-- Task to carry out --
Nothing should be left out: output all of the entries exactly.

-- Data lines --
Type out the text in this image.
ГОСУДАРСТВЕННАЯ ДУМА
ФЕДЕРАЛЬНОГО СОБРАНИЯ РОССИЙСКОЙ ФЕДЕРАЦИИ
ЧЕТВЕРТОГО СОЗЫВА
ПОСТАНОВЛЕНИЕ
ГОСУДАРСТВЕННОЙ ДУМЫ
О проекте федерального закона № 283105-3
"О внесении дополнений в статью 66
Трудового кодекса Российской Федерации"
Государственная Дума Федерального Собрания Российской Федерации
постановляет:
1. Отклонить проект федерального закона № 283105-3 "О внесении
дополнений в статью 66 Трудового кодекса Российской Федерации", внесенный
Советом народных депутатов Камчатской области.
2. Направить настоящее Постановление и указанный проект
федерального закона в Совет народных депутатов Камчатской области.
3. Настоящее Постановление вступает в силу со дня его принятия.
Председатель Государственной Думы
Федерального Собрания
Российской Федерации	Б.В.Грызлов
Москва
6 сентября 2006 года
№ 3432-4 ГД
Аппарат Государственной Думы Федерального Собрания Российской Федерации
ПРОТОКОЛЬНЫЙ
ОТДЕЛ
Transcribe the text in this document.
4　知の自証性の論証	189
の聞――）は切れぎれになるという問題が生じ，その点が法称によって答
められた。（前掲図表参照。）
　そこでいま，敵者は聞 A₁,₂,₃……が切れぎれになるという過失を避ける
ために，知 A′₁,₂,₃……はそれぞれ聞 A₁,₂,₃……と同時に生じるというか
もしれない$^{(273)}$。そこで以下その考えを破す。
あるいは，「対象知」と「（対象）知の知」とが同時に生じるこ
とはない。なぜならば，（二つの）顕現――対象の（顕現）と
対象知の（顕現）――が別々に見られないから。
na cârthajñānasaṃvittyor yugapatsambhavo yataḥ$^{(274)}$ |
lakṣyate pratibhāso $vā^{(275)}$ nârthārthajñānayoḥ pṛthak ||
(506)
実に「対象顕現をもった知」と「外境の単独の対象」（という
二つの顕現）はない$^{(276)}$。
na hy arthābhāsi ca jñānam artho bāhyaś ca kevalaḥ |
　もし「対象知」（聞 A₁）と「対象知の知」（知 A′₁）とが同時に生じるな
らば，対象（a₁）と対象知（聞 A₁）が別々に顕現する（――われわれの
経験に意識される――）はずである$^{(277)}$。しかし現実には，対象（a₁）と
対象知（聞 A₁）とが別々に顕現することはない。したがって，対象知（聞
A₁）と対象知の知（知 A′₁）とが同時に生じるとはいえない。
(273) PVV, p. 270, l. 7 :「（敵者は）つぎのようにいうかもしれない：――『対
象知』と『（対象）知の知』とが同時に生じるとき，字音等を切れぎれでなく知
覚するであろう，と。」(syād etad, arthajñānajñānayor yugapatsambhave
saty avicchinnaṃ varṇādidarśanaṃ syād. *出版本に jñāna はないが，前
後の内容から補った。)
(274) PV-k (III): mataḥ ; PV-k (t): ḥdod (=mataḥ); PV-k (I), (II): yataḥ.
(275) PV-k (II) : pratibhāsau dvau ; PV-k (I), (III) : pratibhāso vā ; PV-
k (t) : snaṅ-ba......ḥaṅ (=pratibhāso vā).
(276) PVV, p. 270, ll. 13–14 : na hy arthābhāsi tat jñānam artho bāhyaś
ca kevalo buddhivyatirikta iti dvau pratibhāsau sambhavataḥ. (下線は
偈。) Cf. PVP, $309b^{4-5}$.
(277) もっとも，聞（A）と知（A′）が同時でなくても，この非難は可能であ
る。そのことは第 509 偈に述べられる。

-- Expected output --
Type out the text in this image.
ГОСУДАРСТВЕННАЯ ДУМА
ФЕДЕРАЛЬНОГО СОБРАНИЯ РОССИЙСКОЙ ФЕДЕРАЦИИ
ЧЕТВЕРТОГО СОЗЫВА
ПОСТАНОВЛЕНИЕ
ГОСУДАРСТВЕННОЙ ДУМЫ
О проекте федерального закона № 283105-3
"О внесении дополнений в статью 66
Трудового кодекса Российской Федерации"
Государственная Дума Федерального Собрания Российской Федерации
постановляет:
1. Отклонить проект федерального закона № 283105-3 "О внесении
дополнений в статью 66 Трудового кодекса Российской Федерации", внесенный
Советом народных депутатов Камчатской области.
2. Направить настоящее Постановление и указанный проект
федерального закона в Совет народных депутатов Камчатской области.
3. Настоящее Постановление вступает в силу со дня его принятия.
Председатель Государственной Думы
Федерального Собрания
Российской Федерации	Б.В.Грызлов
Москва
6 сентября 2006 года
№ 3432-4 ГД
Аппарат Государственной Думы Федерального Собрания Российской Федерации
ПРОТОКОЛЬНЫЙ
ОТДЕЛ
Transcribe the text in this document.
4　知の自証性の論証	189
の聞――）は切れぎれになるという問題が生じ，その点が法称によって答
められた。（前掲図表参照。）
　そこでいま，敵者は聞 A₁,₂,₃……が切れぎれになるという過失を避ける
ために，知 A′₁,₂,₃……はそれぞれ聞 A₁,₂,₃……と同時に生じるというか
もしれない$^{(273)}$。そこで以下その考えを破す。
あるいは，「対象知」と「（対象）知の知」とが同時に生じるこ
とはない。なぜならば，（二つの）顕現――対象の（顕現）と
対象知の（顕現）――が別々に見られないから。
na cârthajñānasaṃvittyor yugapatsambhavo yataḥ$^{(274)}$ |
lakṣyate pratibhāso $vā^{(275)}$ nârthārthajñānayoḥ pṛthak ||
(506)
実に「対象顕現をもった知」と「外境の単独の対象」（という
二つの顕現）はない$^{(276)}$。
na hy arthābhāsi ca jñānam artho bāhyaś ca kevalaḥ |
　もし「対象知」（聞 A₁）と「対象知の知」（知 A′₁）とが同時に生じるな
らば，対象（a₁）と対象知（聞 A₁）が別々に顕現する（――われわれの
経験に意識される――）はずである$^{(277)}$。しかし現実には，対象（a₁）と
対象知（聞 A₁）とが別々に顕現することはない。したがって，対象知（聞
A₁）と対象知の知（知 A′₁）とが同時に生じるとはいえない。
(273) PVV, p. 270, l. 7 :「（敵者は）つぎのようにいうかもしれない：――『対
象知』と『（対象）知の知』とが同時に生じるとき，字音等を切れぎれでなく知
覚するであろう，と。」(syād etad, arthajñānajñānayor yugapatsambhave
saty avicchinnaṃ varṇādidarśanaṃ syād. *出版本に jñāna はないが，前
後の内容から補った。)
(274) PV-k (III): mataḥ ; PV-k (t): ḥdod (=mataḥ); PV-k (I), (II): yataḥ.
(275) PV-k (II) : pratibhāsau dvau ; PV-k (I), (III) : pratibhāso vā ; PV-
k (t) : snaṅ-ba......ḥaṅ (=pratibhāso vā).
(276) PVV, p. 270, ll. 13–14 : na hy arthābhāsi tat jñānam artho bāhyaś
ca kevalo buddhivyatirikta iti dvau pratibhāsau sambhavataḥ. (下線は
偈。) Cf. PVP, $309b^{4-5}$.
(277) もっとも，聞（A）と知（A′）が同時でなくても，この非難は可能であ
る。そのことは第 509 偈に述べられる。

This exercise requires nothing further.